## BEGIN

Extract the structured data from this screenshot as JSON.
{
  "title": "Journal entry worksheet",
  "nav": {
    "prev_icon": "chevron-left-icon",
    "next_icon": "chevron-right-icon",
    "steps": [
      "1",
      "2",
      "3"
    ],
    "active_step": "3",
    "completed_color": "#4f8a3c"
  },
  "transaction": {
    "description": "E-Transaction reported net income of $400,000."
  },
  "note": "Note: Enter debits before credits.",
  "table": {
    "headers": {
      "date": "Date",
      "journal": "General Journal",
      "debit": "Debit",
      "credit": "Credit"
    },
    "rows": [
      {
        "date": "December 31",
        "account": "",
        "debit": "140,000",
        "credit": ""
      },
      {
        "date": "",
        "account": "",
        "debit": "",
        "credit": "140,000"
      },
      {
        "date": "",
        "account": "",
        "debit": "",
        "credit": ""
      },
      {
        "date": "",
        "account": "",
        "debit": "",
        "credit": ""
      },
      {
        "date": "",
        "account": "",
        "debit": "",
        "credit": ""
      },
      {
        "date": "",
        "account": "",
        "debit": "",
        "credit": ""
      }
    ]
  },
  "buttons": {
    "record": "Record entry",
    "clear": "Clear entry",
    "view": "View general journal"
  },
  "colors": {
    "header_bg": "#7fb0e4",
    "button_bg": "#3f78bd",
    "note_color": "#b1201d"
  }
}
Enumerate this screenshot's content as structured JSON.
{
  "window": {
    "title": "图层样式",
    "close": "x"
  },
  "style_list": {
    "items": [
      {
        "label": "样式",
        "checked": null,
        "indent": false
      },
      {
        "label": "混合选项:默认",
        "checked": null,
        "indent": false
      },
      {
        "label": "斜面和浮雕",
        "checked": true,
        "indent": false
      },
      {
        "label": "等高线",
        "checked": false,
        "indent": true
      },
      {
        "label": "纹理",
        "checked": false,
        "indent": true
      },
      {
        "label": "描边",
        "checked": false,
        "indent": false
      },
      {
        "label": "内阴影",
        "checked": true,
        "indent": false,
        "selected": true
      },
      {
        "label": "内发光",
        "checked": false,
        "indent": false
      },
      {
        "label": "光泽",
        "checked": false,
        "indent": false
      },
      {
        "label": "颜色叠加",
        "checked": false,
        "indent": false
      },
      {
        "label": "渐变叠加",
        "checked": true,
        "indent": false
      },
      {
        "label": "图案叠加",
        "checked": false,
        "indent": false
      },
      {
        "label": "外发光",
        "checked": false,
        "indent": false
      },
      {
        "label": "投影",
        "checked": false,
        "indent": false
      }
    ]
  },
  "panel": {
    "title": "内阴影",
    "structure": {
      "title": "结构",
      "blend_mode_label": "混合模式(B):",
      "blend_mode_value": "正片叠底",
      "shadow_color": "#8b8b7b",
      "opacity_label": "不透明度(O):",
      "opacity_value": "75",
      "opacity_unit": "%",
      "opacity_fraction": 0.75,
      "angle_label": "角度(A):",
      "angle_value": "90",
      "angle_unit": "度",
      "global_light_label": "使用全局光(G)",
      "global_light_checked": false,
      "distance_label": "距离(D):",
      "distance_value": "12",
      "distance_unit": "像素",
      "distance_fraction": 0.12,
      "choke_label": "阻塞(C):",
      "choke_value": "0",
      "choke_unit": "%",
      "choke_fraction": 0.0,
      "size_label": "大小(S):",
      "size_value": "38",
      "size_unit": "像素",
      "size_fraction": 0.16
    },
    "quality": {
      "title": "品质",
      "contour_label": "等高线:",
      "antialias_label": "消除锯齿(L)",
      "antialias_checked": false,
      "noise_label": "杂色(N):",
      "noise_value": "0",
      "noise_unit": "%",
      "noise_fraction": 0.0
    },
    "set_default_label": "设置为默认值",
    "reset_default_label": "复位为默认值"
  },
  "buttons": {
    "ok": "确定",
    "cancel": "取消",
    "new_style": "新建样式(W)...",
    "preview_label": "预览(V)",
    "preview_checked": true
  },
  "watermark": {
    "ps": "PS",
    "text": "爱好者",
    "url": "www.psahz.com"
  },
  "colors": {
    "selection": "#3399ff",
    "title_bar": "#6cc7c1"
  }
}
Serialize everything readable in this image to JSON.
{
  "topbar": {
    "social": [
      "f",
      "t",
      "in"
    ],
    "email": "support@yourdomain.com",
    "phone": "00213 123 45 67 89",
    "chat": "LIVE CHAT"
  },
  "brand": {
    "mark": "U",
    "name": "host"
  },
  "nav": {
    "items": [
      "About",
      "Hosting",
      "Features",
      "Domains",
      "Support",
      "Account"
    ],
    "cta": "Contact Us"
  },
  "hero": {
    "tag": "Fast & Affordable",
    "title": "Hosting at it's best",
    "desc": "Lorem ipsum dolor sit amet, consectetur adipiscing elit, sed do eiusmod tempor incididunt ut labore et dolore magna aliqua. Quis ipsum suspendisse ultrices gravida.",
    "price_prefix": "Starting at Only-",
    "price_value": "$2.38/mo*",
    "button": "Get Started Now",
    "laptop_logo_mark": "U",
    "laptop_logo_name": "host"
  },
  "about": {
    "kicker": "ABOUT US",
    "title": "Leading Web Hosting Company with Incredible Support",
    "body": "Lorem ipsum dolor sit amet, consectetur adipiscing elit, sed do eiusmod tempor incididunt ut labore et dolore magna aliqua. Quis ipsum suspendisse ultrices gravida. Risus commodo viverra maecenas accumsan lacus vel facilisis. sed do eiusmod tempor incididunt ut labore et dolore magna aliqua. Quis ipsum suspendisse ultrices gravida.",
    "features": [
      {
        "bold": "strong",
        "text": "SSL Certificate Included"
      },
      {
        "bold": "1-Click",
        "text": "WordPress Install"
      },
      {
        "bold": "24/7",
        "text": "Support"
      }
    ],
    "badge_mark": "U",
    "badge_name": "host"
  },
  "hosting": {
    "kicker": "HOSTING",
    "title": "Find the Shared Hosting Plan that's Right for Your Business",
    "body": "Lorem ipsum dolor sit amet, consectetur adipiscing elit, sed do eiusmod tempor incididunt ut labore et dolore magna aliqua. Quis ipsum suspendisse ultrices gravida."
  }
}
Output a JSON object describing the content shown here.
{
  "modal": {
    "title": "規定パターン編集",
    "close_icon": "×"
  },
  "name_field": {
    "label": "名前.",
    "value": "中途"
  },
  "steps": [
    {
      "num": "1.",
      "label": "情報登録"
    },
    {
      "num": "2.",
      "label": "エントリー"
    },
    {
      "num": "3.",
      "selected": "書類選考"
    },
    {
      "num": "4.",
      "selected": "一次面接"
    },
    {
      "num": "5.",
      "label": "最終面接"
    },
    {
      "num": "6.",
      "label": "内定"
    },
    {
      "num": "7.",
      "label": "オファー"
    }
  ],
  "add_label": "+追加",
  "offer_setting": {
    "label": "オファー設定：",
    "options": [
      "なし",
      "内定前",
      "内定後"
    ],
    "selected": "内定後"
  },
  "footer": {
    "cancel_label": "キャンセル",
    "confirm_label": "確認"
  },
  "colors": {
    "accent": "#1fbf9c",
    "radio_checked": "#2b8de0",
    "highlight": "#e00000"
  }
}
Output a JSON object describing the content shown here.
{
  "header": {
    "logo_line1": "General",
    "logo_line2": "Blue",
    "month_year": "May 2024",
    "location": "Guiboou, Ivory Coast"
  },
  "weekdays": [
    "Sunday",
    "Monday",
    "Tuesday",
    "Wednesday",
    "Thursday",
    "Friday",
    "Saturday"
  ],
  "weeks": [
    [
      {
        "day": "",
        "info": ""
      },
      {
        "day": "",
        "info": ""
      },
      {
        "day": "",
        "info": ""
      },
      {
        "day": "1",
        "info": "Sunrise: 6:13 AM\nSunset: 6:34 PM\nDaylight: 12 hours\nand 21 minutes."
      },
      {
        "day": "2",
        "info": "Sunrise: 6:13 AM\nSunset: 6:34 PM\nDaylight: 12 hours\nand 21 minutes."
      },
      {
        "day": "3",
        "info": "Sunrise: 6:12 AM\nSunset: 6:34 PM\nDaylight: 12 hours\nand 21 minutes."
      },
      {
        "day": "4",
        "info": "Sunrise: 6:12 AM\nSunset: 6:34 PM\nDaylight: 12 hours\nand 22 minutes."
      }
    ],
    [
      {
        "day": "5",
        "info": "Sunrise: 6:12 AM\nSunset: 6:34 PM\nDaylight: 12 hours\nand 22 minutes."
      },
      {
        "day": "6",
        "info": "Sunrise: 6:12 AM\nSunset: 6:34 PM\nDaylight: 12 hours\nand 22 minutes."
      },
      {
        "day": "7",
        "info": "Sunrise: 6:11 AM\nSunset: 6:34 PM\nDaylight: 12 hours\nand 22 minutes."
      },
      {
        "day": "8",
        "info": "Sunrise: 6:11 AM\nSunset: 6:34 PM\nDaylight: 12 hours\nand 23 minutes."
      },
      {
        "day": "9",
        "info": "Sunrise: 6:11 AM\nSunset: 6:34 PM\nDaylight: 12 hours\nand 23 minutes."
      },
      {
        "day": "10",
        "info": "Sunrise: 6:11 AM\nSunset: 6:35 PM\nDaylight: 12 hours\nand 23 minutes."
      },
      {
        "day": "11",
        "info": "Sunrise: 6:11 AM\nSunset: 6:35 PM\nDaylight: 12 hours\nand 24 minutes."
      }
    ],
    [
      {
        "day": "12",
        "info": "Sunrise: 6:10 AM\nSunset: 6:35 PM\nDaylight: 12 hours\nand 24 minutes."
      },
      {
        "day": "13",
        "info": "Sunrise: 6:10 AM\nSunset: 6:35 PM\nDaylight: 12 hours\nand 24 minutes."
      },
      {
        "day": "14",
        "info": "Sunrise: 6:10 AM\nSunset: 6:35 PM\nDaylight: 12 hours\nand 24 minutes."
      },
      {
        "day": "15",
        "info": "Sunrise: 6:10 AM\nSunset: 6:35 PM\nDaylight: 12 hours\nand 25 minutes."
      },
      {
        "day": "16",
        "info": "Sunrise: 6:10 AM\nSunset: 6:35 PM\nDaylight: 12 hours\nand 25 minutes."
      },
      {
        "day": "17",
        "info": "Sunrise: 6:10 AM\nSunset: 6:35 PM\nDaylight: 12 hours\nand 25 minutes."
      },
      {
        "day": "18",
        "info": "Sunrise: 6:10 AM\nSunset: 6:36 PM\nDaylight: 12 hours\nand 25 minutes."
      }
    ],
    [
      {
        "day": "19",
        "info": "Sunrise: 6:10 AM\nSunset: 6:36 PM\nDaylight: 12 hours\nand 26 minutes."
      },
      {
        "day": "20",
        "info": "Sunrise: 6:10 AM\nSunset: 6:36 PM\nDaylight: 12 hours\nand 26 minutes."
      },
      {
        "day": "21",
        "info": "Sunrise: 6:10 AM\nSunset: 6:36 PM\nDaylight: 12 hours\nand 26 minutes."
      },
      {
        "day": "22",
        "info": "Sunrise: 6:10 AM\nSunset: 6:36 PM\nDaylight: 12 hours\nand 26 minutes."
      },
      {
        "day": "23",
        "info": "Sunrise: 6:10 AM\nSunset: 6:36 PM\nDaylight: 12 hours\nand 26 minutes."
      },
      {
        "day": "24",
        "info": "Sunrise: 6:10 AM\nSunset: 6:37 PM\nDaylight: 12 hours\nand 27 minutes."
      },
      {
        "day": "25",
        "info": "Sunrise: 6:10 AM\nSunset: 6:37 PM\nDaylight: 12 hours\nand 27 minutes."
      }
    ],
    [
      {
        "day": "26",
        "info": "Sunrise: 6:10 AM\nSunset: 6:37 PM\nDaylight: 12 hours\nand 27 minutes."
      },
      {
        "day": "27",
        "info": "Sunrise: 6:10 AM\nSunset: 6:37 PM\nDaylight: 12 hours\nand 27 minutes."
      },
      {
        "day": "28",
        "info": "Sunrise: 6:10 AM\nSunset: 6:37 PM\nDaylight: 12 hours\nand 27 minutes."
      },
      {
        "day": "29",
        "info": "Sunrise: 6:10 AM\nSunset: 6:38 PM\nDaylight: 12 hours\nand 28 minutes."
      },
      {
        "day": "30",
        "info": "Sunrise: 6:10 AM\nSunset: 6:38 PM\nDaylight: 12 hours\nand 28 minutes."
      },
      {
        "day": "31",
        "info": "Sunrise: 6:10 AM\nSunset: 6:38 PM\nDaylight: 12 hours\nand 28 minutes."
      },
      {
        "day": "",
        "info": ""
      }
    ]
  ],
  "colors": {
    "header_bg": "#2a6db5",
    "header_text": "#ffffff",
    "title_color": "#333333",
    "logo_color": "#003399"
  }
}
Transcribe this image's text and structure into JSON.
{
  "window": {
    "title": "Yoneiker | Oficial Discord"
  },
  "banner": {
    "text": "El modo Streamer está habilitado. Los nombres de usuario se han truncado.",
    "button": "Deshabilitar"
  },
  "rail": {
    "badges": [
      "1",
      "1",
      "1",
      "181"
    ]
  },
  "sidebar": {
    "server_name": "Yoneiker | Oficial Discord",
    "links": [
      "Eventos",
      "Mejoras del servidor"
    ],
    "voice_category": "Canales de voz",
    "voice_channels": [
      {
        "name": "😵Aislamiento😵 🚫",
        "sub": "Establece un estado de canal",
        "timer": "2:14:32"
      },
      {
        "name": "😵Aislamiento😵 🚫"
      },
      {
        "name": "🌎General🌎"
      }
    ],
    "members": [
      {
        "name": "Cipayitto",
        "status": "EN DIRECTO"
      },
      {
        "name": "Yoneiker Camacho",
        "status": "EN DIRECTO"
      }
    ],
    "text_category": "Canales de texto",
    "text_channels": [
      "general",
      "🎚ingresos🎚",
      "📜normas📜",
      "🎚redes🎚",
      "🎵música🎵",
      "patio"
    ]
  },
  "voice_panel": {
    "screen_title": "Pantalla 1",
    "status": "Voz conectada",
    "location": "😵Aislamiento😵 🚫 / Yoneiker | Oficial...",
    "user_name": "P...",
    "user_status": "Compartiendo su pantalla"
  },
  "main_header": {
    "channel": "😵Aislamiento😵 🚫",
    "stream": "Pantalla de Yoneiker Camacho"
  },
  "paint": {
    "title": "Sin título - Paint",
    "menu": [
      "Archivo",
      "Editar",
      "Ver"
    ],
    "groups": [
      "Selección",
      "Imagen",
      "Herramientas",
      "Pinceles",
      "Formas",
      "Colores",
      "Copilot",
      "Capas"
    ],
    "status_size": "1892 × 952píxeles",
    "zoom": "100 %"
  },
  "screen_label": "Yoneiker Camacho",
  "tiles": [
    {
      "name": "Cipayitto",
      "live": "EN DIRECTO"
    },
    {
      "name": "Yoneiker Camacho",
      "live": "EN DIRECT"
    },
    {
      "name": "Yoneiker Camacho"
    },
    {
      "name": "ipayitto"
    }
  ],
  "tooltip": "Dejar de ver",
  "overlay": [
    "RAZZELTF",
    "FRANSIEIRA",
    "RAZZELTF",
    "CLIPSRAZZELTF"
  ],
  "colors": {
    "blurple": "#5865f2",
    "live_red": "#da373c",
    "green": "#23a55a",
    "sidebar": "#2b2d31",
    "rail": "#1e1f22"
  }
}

## END

> Short task: Gather from the records above every line containing the string "tempor".

> Response for this exercise:
    "desc": "Lorem ipsum dolor sit amet, consectetur adipiscing elit, sed do eiusmod tempor incididunt ut labore et dolore magna aliqua. Quis ipsum suspendisse ultrices gravida.",
    "body": "Lorem ipsum dolor sit amet, consectetur adipiscing elit, sed do eiusmod tempor incididunt ut labore et dolore magna aliqua. Quis ipsum suspendisse ultrices gravida. Risus commodo viverra maecenas accumsan lacus vel facilisis. sed do eiusmod tempor incididunt ut labore et dolore magna aliqua. Quis ipsum suspendisse ultrices gravida.",
    "body": "Lorem ipsum dolor sit amet, consectetur adipiscing elit, sed do eiusmod tempor incididunt ut labore et dolore magna aliqua. Quis ipsum suspendisse ultrices gravida."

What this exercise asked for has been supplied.